(Problem description):
Take the data that follows and retype it word for word.

[Stored items]
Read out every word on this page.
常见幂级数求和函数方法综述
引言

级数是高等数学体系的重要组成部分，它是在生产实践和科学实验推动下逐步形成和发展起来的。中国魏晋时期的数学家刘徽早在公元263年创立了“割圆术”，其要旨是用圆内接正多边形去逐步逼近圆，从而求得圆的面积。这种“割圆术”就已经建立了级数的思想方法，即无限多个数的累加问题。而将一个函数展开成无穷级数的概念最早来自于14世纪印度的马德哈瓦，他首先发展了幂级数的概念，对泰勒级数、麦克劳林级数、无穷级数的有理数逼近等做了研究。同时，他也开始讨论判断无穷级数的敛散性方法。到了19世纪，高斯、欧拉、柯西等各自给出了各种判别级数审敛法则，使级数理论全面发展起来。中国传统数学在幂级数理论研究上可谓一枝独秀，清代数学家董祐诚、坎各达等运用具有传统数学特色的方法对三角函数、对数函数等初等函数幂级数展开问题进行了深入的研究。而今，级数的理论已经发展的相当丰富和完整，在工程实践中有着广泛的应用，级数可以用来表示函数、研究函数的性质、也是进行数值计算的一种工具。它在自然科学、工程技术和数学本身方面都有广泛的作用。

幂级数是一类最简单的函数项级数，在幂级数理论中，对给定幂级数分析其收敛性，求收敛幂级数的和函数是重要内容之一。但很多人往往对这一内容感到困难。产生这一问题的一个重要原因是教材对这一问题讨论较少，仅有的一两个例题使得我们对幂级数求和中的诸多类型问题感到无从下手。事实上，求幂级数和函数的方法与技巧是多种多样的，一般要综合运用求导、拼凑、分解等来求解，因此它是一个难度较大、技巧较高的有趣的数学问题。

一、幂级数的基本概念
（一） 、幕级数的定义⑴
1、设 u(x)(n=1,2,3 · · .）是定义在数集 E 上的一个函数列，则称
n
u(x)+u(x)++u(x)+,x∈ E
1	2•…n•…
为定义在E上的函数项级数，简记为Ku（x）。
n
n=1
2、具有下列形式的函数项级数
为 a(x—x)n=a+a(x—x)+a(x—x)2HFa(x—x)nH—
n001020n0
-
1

(Written reply):
Read out every word on this page.
常见幂级数求和函数方法综述
引言

级数是高等数学体系的重要组成部分，它是在生产实践和科学实验推动下逐步形成和发展起来的。中国魏晋时期的数学家刘徽早在公元263年创立了“割圆术”，其要旨是用圆内接正多边形去逐步逼近圆，从而求得圆的面积。这种“割圆术”就已经建立了级数的思想方法，即无限多个数的累加问题。而将一个函数展开成无穷级数的概念最早来自于14世纪印度的马德哈瓦，他首先发展了幂级数的概念，对泰勒级数、麦克劳林级数、无穷级数的有理数逼近等做了研究。同时，他也开始讨论判断无穷级数的敛散性方法。到了19世纪，高斯、欧拉、柯西等各自给出了各种判别级数审敛法则，使级数理论全面发展起来。中国传统数学在幂级数理论研究上可谓一枝独秀，清代数学家董祐诚、坎各达等运用具有传统数学特色的方法对三角函数、对数函数等初等函数幂级数展开问题进行了深入的研究。而今，级数的理论已经发展的相当丰富和完整，在工程实践中有着广泛的应用，级数可以用来表示函数、研究函数的性质、也是进行数值计算的一种工具。它在自然科学、工程技术和数学本身方面都有广泛的作用。

幂级数是一类最简单的函数项级数，在幂级数理论中，对给定幂级数分析其收敛性，求收敛幂级数的和函数是重要内容之一。但很多人往往对这一内容感到困难。产生这一问题的一个重要原因是教材对这一问题讨论较少，仅有的一两个例题使得我们对幂级数求和中的诸多类型问题感到无从下手。事实上，求幂级数和函数的方法与技巧是多种多样的，一般要综合运用求导、拼凑、分解等来求解，因此它是一个难度较大、技巧较高的有趣的数学问题。

一、幂级数的基本概念
（一） 、幕级数的定义⑴
1、设 u(x)(n=1,2,3 · · .）是定义在数集 E 上的一个函数列，则称
n
u(x)+u(x)++u(x)+,x∈ E
1	2•…n•…
为定义在E上的函数项级数，简记为Ku（x）。
n
n=1
2、具有下列形式的函数项级数
为 a(x—x)n=a+a(x—x)+a(x—x)2HFa(x—x)nH—
n001020n0
-
1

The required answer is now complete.